Activity — Please copy out every line in the records below that includes the word "RANGO".

Data records
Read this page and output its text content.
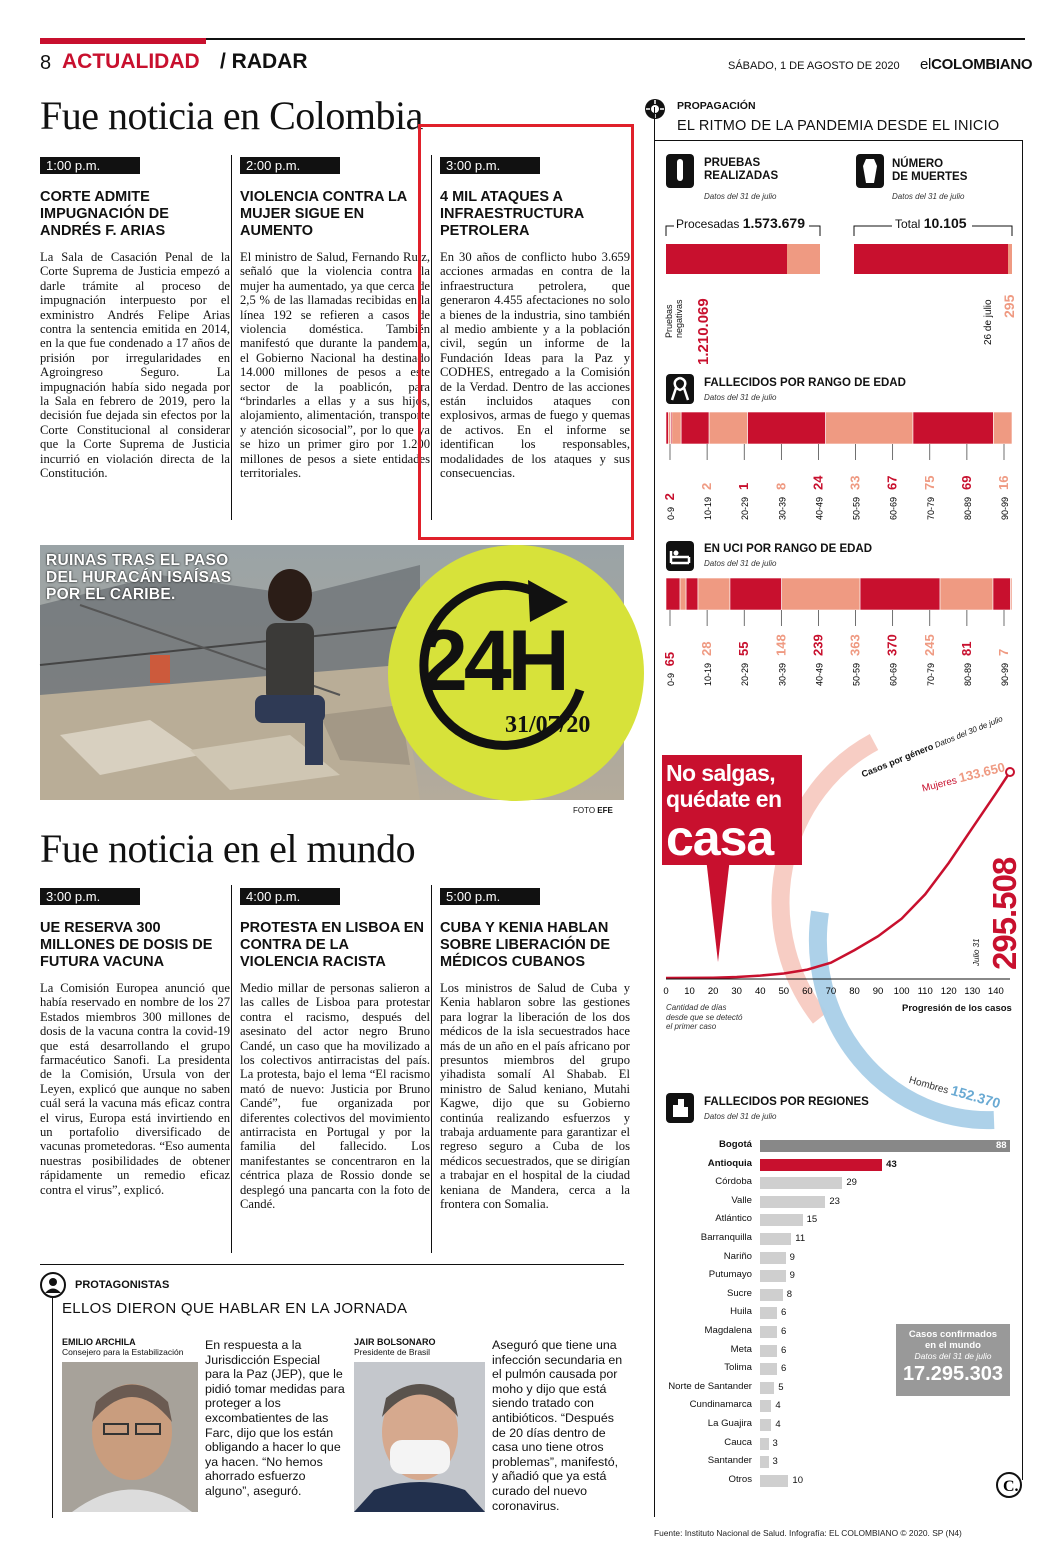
8 ACTUALIDAD / RADAR	SÁBADO, 1 DE AGOSTO DE 2020 elCOLOMBIANO
Fue noticia en Colombia
1:00 p.m.
CORTE ADMITE IMPUGNACIÓN DE ANDRÉS F. ARIAS
La Sala de Casación Penal de la Corte Suprema de Justicia empezó a darle trámite al proceso de impugnación interpuesto por el exministro Andrés Felipe Arias contra la sentencia emitida en 2014, en la que fue condenado a 17 años de prisión por irregularidades en Agroingreso Seguro. La impugnación había sido negada por la Sala en febrero de 2019, pero la decisión fue dejada sin efectos por la Corte Constitucional al considerar que la Corte Suprema de Justicia incurrió en violación directa de la Constitución.
2:00 p.m.
VIOLENCIA CONTRA LA MUJER SIGUE EN AUMENTO
El ministro de Salud, Fernando Ruiz, señaló que la violencia contra la mujer ha aumentado, ya que cerca de 2,5 % de las llamadas recibidas en la línea 192 se refieren a casos de violencia doméstica. También manifestó que durante la pandemia, el Gobierno Nacional ha destinado 14.000 millones de pesos a este sector de la poablicón, para “brindarles a ellas y a sus hijos, alojamiento, alimentación, transporte y atención sicosocial”, por lo que ya se hizo un primer giro por 1.200 millones de pesos a siete entidades territoriales.
3:00 p.m.
4 MIL ATAQUES A INFRAESTRUCTURA PETROLERA
En 30 años de conflicto hubo 3.659 acciones armadas en contra de la infraestructura petrolera, que generaron 4.455 afectaciones no solo a bienes de la industria, sino también al medio ambiente y a la población civil, según un informe de la Fundación Ideas para la Paz y CODHES, entregado a la Comisión de la Verdad. Dentro de las acciones están incluidos ataques con explosivos, armas de fuego y quemas de activos. En el informe se identifican los responsables, modalidades de los ataques y sus consecuencias.
RUINAS TRAS EL PASO
DEL HURACÁN ISAÍSAS
POR EL CARIBE.
24H
31/07/20
FOTO EFE
Fue noticia en el mundo
3:00 p.m.
UE RESERVA 300 MILLONES DE DOSIS DE FUTURA VACUNA
La Comisión Europea anunció que había reservado en nombre de los 27 Estados miembros 300 millones de dosis de la vacuna contra la covid-19 que está desarrollando el grupo farmacéutico Sanofi. La presidenta de la Comisión, Ursula von der Leyen, explicó que aunque no saben cuál será la vacuna más eficaz contra el virus, Europa está invirtiendo en un portafolio diversificado de vacunas prometedoras. “Eso aumenta nuestras posibilidades de obtener rápidamente un remedio eficaz contra el virus”, explicó.
4:00 p.m.
PROTESTA EN LISBOA EN CONTRA DE LA VIOLENCIA RACISTA
Medio millar de personas salieron a las calles de Lisboa para protestar contra el racismo, después del asesinato del actor negro Bruno Candé, un caso que ha movilizado a los colectivos antirracistas del país. La protesta, bajo el lema “El racismo mató de nuevo: Justicia por Bruno Candé”, fue organizada por diferentes colectivos del movimiento antirracista en Portugal y por la familia del fallecido. Los manifestantes se concentraron en la céntrica plaza de Rossio donde se desplegó una pancarta con la foto de Candé.
5:00 p.m.
CUBA Y KENIA HABLAN SOBRE LIBERACIÓN DE MÉDICOS CUBANOS
Los ministros de Salud de Cuba y Kenia hablaron sobre las gestiones para lograr la liberación de los dos médicos de la isla secuestrados hace más de un año en el país africano por presuntos miembros del grupo yihadista somalí Al Shabab. El ministro de Salud keniano, Mutahi Kagwe, dijo que su Gobierno continúa realizando esfuerzos y trabaja arduamente para garantizar el regreso seguro a Cuba de los médicos secuestrados, que se dirigían a trabajar en el hospital de la ciudad keniana de Mandera, cerca a la frontera con Somalia.
PROTAGONISTAS
ELLOS DIERON QUE HABLAR EN LA JORNADA
EMILIO ARCHILA
Consejero para la Estabilización	En respuesta a la Jurisdicción Especial para la Paz (JEP), que le pidió tomar medidas para proteger a los excombatientes de las Farc, dijo que los están obligando a hacer lo que ya hacen. “No hemos ahorrado esfuerzo alguno”, aseguró.
JAIR BOLSONARO
Presidente de Brasil	Aseguró que tiene una infección secundaria en el pulmón causada por moho y dijo que está siendo tratado con antibióticos. “Después de 20 días dentro de casa uno tiene otros problemas”, manifestó, y añadió que ya está curado del nuevo coronavirus.
PROPAGACIÓN
EL RITMO DE LA PANDEMIA DESDE EL INICIO
PRUEBAS
REALIZADAS
Datos del 31 de julio
Procesadas 1.573.679
Pruebas negativas 1.210.069
NÚMERO
DE MUERTES
Datos del 31 de julio
Total 10.105
26 de julio 295
FALLECIDOS POR RANGO DE EDAD
Datos del 31 de julio
0-9
2
10-19
2
20-29
1
30-39
8
40-49
24
50-59
33
60-69
67
70-79
75
80-89
69
90-99
16
EN UCI POR RANGO DE EDAD
Datos del 31 de julio
0-9
65
10-19
28
20-29
55
30-39
148
40-49
239
50-59
363
60-69
370
70-79
245
80-89
81
90-99
7
0 10 20 30 40 50 60 70 80 90 100 110 120 130 140
No salgas,
quédate en
casa
Casos por género Datos del 30 de julio
Mujeres 133.650
Hombres 152.370
Julio 31 295.508
Cantidad de días
desde que se detectó
el primer caso
Progresión de los casos
FALLECIDOS POR REGIONES
Datos del 31 de julio
Bogotá	88
Antioquia	43
Córdoba	29
Valle	23
Atlántico	15
Barranquilla	11
Nariño	9
Putumayo	9
Sucre	8
Huila	6
Magdalena	6
Meta	6
Tolima	6
Norte de Santander	5
Cundinamarca 4
La Guajira 4
Cauca 3
Santander 3
Otros	10
Casos confirmados
en el mundo
Datos del 31 de julio
17.295.303
C.
Fuente: Instituto Nacional de Salud. Infografía: EL COLOMBIANO © 2020. SP (N4)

Finished task —
FALLECIDOS POR RANGO DE EDAD
EN UCI POR RANGO DE EDAD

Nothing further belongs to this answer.